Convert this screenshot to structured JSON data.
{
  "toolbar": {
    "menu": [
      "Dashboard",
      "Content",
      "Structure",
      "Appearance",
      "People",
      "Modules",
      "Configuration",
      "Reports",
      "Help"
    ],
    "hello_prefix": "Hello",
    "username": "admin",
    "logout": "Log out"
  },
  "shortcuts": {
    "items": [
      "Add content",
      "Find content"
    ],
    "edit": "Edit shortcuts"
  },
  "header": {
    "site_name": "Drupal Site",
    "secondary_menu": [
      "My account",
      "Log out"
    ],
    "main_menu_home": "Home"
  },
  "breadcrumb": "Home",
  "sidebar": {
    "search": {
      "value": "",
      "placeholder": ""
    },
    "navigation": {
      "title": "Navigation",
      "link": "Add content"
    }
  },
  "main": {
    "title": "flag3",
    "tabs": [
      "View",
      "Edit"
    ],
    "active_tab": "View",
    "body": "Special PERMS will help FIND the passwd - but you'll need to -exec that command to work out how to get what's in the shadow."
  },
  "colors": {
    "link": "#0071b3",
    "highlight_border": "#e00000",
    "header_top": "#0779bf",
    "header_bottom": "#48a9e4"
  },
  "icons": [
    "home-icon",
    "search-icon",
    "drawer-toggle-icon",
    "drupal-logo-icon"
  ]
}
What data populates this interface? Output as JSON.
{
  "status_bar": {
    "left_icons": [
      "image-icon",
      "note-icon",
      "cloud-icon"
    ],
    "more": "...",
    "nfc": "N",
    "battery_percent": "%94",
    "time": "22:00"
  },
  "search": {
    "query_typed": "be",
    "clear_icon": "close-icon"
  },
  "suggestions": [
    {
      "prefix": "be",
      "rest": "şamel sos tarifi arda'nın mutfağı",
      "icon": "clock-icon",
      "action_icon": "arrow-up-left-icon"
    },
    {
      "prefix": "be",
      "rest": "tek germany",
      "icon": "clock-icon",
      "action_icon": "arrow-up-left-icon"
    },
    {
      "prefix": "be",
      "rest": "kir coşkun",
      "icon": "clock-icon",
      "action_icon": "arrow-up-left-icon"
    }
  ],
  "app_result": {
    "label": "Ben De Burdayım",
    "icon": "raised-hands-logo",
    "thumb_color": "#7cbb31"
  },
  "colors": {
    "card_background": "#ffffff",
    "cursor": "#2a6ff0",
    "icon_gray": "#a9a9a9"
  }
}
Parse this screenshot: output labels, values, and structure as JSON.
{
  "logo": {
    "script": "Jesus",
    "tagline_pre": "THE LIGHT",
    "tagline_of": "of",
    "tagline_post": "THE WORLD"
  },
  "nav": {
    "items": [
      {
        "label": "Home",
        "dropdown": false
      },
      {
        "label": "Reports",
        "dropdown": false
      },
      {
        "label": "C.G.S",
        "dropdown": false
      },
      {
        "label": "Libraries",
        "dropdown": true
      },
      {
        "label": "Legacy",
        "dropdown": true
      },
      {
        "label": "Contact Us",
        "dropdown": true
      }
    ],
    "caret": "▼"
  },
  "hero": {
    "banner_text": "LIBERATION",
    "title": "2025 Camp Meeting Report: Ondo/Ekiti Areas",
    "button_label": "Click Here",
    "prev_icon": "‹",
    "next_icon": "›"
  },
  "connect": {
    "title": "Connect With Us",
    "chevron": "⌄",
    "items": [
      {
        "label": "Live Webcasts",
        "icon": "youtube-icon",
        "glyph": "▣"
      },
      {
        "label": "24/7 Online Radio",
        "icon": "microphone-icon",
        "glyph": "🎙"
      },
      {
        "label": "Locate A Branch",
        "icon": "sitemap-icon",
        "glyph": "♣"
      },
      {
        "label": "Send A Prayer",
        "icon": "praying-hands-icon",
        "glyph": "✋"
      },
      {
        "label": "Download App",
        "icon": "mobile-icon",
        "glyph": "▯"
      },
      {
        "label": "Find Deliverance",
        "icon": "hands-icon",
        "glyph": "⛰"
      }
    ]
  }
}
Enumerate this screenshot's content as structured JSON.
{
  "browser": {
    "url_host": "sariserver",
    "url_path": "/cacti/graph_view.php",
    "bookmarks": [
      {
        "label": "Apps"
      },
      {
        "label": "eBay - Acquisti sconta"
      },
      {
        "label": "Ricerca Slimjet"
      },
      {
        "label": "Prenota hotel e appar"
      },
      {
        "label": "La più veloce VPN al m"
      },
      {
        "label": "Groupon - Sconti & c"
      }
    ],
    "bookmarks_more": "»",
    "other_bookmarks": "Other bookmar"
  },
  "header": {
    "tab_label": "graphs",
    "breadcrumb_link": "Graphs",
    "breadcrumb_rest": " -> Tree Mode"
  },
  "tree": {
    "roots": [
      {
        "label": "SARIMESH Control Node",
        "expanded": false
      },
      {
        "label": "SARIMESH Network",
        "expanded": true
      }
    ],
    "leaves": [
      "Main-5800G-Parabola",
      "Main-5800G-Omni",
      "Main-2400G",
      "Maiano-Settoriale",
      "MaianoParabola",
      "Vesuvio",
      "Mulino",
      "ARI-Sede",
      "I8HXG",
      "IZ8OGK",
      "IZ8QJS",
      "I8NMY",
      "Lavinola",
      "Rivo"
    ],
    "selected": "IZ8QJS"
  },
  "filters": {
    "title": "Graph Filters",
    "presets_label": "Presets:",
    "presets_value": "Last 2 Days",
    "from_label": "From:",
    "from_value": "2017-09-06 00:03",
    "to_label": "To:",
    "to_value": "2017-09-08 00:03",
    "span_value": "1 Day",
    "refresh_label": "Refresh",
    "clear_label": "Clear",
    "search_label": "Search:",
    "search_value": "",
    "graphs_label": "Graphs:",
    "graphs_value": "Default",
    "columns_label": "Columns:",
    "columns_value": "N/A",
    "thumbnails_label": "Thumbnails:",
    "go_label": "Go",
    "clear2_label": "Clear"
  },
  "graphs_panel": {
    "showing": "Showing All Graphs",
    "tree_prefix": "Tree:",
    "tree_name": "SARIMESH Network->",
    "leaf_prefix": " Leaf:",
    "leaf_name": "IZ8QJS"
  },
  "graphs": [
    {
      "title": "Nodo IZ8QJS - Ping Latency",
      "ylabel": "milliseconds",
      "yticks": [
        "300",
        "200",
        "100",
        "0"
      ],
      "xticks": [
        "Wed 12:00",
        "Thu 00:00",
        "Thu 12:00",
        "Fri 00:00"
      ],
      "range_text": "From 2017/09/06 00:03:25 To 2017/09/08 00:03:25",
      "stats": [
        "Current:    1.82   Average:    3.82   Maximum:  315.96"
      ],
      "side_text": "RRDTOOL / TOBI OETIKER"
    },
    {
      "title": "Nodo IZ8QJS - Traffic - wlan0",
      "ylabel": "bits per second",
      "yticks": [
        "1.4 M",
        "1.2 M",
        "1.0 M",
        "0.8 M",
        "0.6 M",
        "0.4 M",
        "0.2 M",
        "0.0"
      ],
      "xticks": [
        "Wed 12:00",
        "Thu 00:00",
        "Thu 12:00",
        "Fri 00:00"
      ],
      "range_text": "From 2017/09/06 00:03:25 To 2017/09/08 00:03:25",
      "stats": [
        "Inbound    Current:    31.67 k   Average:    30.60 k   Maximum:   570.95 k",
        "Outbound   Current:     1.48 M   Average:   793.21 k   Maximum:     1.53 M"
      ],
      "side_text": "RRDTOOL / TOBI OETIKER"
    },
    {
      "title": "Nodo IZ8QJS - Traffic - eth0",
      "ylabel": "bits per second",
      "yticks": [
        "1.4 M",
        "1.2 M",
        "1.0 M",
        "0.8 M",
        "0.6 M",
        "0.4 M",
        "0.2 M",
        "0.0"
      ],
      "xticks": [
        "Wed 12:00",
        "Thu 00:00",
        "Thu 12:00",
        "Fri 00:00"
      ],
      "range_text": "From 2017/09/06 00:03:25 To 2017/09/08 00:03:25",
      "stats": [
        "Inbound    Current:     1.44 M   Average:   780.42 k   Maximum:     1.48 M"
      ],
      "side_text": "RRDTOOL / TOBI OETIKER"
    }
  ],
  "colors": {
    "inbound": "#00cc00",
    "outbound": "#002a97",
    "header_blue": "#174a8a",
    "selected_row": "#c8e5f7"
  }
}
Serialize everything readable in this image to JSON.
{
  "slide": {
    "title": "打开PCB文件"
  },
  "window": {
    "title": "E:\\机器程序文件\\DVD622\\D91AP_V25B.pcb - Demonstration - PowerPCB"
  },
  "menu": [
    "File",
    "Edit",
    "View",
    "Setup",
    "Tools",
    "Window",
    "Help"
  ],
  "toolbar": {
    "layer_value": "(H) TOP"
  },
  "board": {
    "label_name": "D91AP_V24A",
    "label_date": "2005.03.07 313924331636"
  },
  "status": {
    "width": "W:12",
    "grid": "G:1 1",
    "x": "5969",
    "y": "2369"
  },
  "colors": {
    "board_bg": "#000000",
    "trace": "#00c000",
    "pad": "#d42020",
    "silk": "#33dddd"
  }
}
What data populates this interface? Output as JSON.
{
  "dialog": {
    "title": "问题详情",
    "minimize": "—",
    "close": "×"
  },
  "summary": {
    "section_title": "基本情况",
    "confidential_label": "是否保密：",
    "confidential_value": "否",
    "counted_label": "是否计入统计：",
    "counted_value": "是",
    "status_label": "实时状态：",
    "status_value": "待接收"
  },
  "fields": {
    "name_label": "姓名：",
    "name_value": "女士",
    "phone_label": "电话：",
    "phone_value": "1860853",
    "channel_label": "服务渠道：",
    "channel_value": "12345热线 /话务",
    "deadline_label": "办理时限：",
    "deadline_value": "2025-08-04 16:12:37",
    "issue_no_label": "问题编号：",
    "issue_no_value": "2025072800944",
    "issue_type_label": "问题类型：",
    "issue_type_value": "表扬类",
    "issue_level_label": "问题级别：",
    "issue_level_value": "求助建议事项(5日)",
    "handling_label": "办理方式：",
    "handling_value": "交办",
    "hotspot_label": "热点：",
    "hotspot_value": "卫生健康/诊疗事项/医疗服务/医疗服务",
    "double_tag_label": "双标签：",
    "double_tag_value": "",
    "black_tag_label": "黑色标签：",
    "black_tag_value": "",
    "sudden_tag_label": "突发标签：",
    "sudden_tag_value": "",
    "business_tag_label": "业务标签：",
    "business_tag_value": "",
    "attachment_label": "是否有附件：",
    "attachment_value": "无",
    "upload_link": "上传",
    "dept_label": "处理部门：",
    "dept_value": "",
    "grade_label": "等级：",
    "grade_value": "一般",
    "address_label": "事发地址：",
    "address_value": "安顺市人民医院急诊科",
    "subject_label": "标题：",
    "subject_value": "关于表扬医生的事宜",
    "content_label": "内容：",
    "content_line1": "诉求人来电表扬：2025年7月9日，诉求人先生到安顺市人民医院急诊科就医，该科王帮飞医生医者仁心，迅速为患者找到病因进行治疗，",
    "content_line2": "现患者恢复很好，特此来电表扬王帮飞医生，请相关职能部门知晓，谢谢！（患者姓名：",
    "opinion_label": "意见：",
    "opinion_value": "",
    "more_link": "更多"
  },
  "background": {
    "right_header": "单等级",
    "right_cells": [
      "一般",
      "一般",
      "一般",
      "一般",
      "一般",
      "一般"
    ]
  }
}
○ ○ ○ ○ ○
Gather each line of the records holding the string "structured".

Convert this screenshot to structured JSON data.
Enumerate this screenshot's content as structured JSON.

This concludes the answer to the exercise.